Instructions to follow =>
Pictures stay out of the copy; restate everything else in the material exactly.

Listed records =>
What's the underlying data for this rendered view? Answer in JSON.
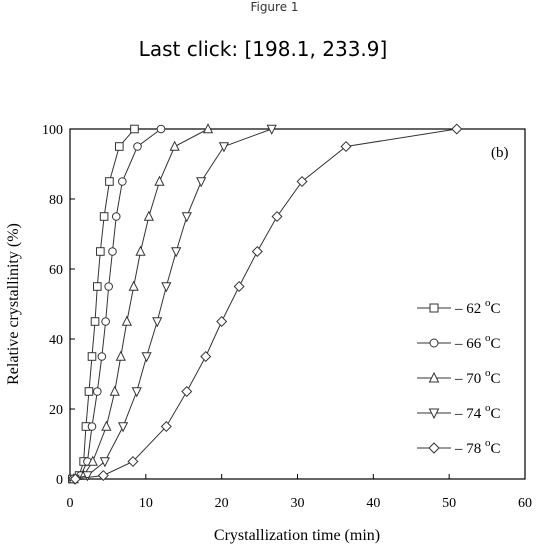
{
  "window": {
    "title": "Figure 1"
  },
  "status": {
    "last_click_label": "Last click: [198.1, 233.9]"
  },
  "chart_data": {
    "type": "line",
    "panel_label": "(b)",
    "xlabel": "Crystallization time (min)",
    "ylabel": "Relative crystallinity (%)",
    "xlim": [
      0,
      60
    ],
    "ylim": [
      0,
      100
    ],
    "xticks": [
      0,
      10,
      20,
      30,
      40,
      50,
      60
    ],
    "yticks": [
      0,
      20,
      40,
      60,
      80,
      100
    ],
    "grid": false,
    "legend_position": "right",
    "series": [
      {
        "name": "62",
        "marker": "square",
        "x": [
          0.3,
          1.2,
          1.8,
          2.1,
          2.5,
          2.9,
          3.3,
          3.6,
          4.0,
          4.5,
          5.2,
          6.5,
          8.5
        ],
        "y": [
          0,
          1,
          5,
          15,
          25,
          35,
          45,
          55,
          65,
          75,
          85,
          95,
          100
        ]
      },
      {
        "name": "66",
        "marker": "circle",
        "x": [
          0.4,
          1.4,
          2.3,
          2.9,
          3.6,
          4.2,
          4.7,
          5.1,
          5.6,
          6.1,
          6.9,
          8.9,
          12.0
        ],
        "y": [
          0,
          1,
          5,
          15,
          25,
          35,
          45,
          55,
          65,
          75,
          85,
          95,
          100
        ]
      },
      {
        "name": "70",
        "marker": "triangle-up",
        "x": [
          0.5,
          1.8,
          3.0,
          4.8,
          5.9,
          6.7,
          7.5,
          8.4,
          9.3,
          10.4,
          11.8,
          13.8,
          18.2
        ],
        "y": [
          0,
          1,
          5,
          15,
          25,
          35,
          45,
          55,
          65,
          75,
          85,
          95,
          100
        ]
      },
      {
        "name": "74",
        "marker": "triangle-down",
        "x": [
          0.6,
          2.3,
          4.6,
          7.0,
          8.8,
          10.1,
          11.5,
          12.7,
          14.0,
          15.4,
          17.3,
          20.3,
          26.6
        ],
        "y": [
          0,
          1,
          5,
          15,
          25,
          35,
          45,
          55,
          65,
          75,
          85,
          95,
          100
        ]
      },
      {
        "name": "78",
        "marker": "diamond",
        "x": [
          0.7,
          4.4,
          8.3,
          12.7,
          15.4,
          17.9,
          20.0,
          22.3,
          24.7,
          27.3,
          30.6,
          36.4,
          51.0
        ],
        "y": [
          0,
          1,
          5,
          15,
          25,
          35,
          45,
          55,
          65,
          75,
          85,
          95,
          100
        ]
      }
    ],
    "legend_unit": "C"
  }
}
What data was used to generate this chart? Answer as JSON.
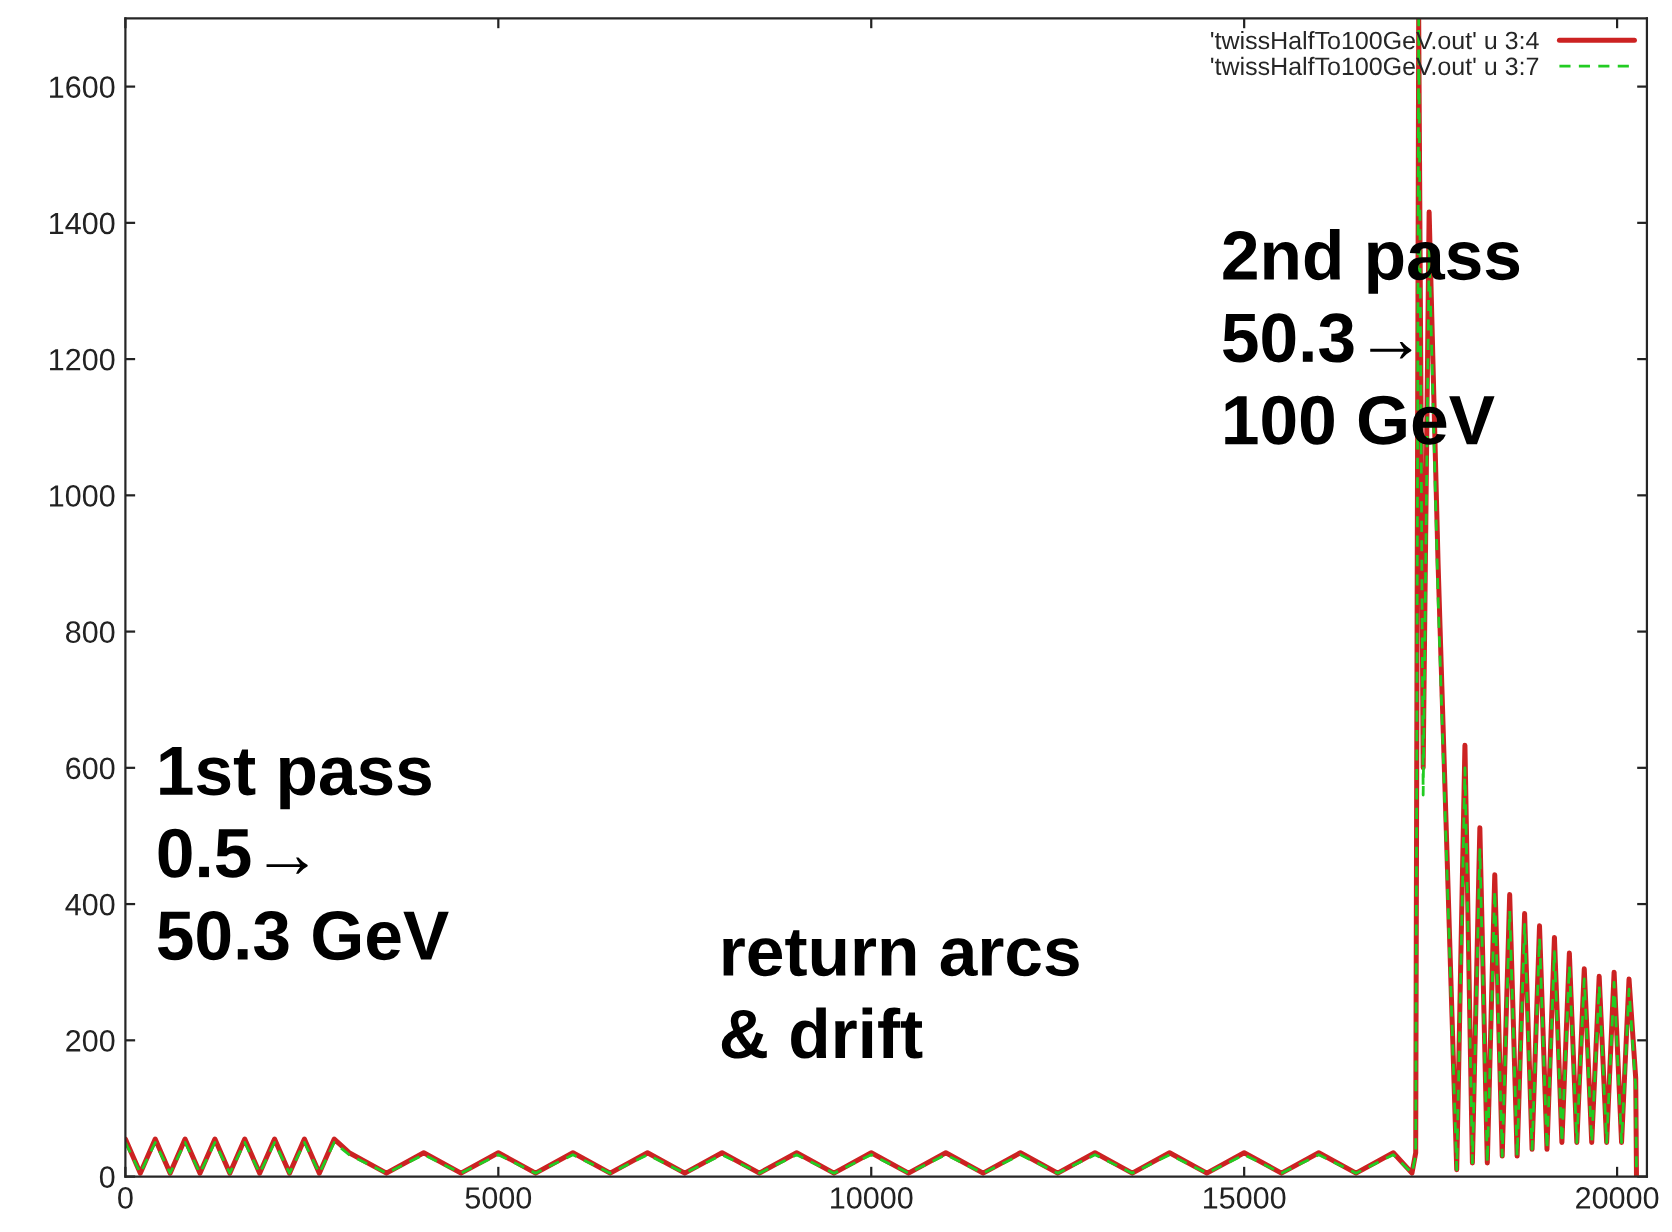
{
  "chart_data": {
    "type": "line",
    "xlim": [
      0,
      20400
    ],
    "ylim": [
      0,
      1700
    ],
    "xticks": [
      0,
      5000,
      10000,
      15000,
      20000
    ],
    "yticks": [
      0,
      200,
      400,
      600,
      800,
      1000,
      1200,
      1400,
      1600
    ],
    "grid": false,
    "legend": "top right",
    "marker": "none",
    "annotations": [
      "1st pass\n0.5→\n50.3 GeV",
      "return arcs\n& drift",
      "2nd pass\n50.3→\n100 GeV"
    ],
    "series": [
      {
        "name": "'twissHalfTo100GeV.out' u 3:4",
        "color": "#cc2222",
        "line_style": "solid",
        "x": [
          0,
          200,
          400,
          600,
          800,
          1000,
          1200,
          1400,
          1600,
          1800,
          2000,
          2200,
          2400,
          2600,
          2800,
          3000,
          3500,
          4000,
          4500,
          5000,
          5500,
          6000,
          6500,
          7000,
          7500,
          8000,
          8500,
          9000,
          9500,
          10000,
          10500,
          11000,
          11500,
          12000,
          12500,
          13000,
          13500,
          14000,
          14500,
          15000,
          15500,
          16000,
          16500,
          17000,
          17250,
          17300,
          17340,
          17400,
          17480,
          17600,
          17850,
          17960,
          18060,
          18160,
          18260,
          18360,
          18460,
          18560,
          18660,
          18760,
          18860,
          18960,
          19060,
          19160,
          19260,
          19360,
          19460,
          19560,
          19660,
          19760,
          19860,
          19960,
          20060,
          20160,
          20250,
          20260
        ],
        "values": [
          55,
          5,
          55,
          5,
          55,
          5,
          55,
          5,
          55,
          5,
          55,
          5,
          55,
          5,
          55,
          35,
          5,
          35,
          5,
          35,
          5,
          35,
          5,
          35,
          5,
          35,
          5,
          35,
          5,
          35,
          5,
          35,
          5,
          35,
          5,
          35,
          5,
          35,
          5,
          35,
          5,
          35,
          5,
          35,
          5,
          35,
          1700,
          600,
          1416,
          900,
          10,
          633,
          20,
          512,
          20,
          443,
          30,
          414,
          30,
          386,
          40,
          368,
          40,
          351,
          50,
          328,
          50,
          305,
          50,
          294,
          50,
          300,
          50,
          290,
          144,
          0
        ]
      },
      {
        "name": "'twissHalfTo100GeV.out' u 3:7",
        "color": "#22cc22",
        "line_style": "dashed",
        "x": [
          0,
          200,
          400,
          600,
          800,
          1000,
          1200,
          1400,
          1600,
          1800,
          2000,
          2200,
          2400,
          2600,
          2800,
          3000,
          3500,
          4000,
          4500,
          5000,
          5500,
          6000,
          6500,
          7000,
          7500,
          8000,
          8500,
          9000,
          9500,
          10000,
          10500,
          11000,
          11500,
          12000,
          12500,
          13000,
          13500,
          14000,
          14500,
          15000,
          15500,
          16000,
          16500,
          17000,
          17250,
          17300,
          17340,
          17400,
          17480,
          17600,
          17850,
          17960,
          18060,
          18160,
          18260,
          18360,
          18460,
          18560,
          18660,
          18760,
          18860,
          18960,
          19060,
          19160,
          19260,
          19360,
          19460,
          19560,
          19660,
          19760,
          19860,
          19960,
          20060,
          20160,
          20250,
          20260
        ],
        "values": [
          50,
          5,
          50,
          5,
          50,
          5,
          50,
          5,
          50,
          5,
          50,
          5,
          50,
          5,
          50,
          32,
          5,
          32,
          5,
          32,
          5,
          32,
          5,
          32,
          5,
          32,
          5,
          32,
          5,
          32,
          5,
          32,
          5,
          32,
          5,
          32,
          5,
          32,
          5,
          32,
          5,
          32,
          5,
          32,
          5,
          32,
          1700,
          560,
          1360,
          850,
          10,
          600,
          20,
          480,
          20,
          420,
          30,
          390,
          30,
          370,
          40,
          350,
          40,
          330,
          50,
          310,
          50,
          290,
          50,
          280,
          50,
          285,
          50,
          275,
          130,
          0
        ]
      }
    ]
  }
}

Full solution =>
What's the underlying data for this rendered view? Answer in JSON.
{
  "window": {
    "title": "Figure 1"
  },
  "status": {
    "last_click_label": "Last click: [198.1, 233.9]"
  },
  "chart_data": {
    "type": "line",
    "panel_label": "(b)",
    "xlabel": "Crystallization time (min)",
    "ylabel": "Relative crystallinity (%)",
    "xlim": [
      0,
      60
    ],
    "ylim": [
      0,
      100
    ],
    "xticks": [
      0,
      10,
      20,
      30,
      40,
      50,
      60
    ],
    "yticks": [
      0,
      20,
      40,
      60,
      80,
      100
    ],
    "grid": false,
    "legend_position": "right",
    "series": [
      {
        "name": "62",
        "marker": "square",
        "x": [
          0.3,
          1.2,
          1.8,
          2.1,
          2.5,
          2.9,
          3.3,
          3.6,
          4.0,
          4.5,
          5.2,
          6.5,
          8.5
        ],
        "y": [
          0,
          1,
          5,
          15,
          25,
          35,
          45,
          55,
          65,
          75,
          85,
          95,
          100
        ]
      },
      {
        "name": "66",
        "marker": "circle",
        "x": [
          0.4,
          1.4,
          2.3,
          2.9,
          3.6,
          4.2,
          4.7,
          5.1,
          5.6,
          6.1,
          6.9,
          8.9,
          12.0
        ],
        "y": [
          0,
          1,
          5,
          15,
          25,
          35,
          45,
          55,
          65,
          75,
          85,
          95,
          100
        ]
      },
      {
        "name": "70",
        "marker": "triangle-up",
        "x": [
          0.5,
          1.8,
          3.0,
          4.8,
          5.9,
          6.7,
          7.5,
          8.4,
          9.3,
          10.4,
          11.8,
          13.8,
          18.2
        ],
        "y": [
          0,
          1,
          5,
          15,
          25,
          35,
          45,
          55,
          65,
          75,
          85,
          95,
          100
        ]
      },
      {
        "name": "74",
        "marker": "triangle-down",
        "x": [
          0.6,
          2.3,
          4.6,
          7.0,
          8.8,
          10.1,
          11.5,
          12.7,
          14.0,
          15.4,
          17.3,
          20.3,
          26.6
        ],
        "y": [
          0,
          1,
          5,
          15,
          25,
          35,
          45,
          55,
          65,
          75,
          85,
          95,
          100
        ]
      },
      {
        "name": "78",
        "marker": "diamond",
        "x": [
          0.7,
          4.4,
          8.3,
          12.7,
          15.4,
          17.9,
          20.0,
          22.3,
          24.7,
          27.3,
          30.6,
          36.4,
          51.0
        ],
        "y": [
          0,
          1,
          5,
          15,
          25,
          35,
          45,
          55,
          65,
          75,
          85,
          95,
          100
        ]
      }
    ],
    "legend_unit": "C"
  }
}
What data was used to generate this chart? Answer as JSON.
{
  "chart_data": {
    "type": "line",
    "xlim": [
      0,
      20400
    ],
    "ylim": [
      0,
      1700
    ],
    "xticks": [
      0,
      5000,
      10000,
      15000,
      20000
    ],
    "yticks": [
      0,
      200,
      400,
      600,
      800,
      1000,
      1200,
      1400,
      1600
    ],
    "grid": false,
    "legend": "top right",
    "marker": "none",
    "annotations": [
      "1st pass\n0.5→\n50.3 GeV",
      "return arcs\n& drift",
      "2nd pass\n50.3→\n100 GeV"
    ],
    "series": [
      {
        "name": "'twissHalfTo100GeV.out' u 3:4",
        "color": "#cc2222",
        "line_style": "solid",
        "x": [
          0,
          200,
          400,
          600,
          800,
          1000,
          1200,
          1400,
          1600,
          1800,
          2000,
          2200,
          2400,
          2600,
          2800,
          3000,
          3500,
          4000,
          4500,
          5000,
          5500,
          6000,
          6500,
          7000,
          7500,
          8000,
          8500,
          9000,
          9500,
          10000,
          10500,
          11000,
          11500,
          12000,
          12500,
          13000,
          13500,
          14000,
          14500,
          15000,
          15500,
          16000,
          16500,
          17000,
          17250,
          17300,
          17340,
          17400,
          17480,
          17600,
          17850,
          17960,
          18060,
          18160,
          18260,
          18360,
          18460,
          18560,
          18660,
          18760,
          18860,
          18960,
          19060,
          19160,
          19260,
          19360,
          19460,
          19560,
          19660,
          19760,
          19860,
          19960,
          20060,
          20160,
          20250,
          20260
        ],
        "values": [
          55,
          5,
          55,
          5,
          55,
          5,
          55,
          5,
          55,
          5,
          55,
          5,
          55,
          5,
          55,
          35,
          5,
          35,
          5,
          35,
          5,
          35,
          5,
          35,
          5,
          35,
          5,
          35,
          5,
          35,
          5,
          35,
          5,
          35,
          5,
          35,
          5,
          35,
          5,
          35,
          5,
          35,
          5,
          35,
          5,
          35,
          1700,
          600,
          1416,
          900,
          10,
          633,
          20,
          512,
          20,
          443,
          30,
          414,
          30,
          386,
          40,
          368,
          40,
          351,
          50,
          328,
          50,
          305,
          50,
          294,
          50,
          300,
          50,
          290,
          144,
          0
        ]
      },
      {
        "name": "'twissHalfTo100GeV.out' u 3:7",
        "color": "#22cc22",
        "line_style": "dashed",
        "x": [
          0,
          200,
          400,
          600,
          800,
          1000,
          1200,
          1400,
          1600,
          1800,
          2000,
          2200,
          2400,
          2600,
          2800,
          3000,
          3500,
          4000,
          4500,
          5000,
          5500,
          6000,
          6500,
          7000,
          7500,
          8000,
          8500,
          9000,
          9500,
          10000,
          10500,
          11000,
          11500,
          12000,
          12500,
          13000,
          13500,
          14000,
          14500,
          15000,
          15500,
          16000,
          16500,
          17000,
          17250,
          17300,
          17340,
          17400,
          17480,
          17600,
          17850,
          17960,
          18060,
          18160,
          18260,
          18360,
          18460,
          18560,
          18660,
          18760,
          18860,
          18960,
          19060,
          19160,
          19260,
          19360,
          19460,
          19560,
          19660,
          19760,
          19860,
          19960,
          20060,
          20160,
          20250,
          20260
        ],
        "values": [
          50,
          5,
          50,
          5,
          50,
          5,
          50,
          5,
          50,
          5,
          50,
          5,
          50,
          5,
          50,
          32,
          5,
          32,
          5,
          32,
          5,
          32,
          5,
          32,
          5,
          32,
          5,
          32,
          5,
          32,
          5,
          32,
          5,
          32,
          5,
          32,
          5,
          32,
          5,
          32,
          5,
          32,
          5,
          32,
          5,
          32,
          1700,
          560,
          1360,
          850,
          10,
          600,
          20,
          480,
          20,
          420,
          30,
          390,
          30,
          370,
          40,
          350,
          40,
          330,
          50,
          310,
          50,
          290,
          50,
          280,
          50,
          285,
          50,
          275,
          130,
          0
        ]
      }
    ]
  }
}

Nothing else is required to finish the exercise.